GOAL OF THE EXERCISE
Answer with one number: the count of lines in the listing below that hold the word "disability".

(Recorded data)
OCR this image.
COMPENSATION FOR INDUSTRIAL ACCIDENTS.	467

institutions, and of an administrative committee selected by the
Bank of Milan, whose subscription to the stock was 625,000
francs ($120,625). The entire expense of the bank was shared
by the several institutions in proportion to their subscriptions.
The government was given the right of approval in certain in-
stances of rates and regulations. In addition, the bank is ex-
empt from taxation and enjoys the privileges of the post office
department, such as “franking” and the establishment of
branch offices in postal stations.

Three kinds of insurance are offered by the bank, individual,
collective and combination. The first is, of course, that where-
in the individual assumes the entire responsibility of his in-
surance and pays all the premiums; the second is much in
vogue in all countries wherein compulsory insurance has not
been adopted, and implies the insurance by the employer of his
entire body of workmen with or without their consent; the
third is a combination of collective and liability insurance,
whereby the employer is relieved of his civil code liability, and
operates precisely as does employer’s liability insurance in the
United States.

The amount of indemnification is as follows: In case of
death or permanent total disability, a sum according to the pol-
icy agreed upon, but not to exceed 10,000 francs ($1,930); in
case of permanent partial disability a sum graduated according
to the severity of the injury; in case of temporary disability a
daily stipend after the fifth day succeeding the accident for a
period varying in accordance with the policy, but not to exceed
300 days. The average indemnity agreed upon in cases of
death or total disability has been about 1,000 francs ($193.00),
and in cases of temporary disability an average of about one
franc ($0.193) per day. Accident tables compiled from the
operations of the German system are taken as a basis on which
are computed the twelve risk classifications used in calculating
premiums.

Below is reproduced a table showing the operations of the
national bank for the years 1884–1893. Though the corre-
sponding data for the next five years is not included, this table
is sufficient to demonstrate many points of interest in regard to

EXERCISE OUTPUT
5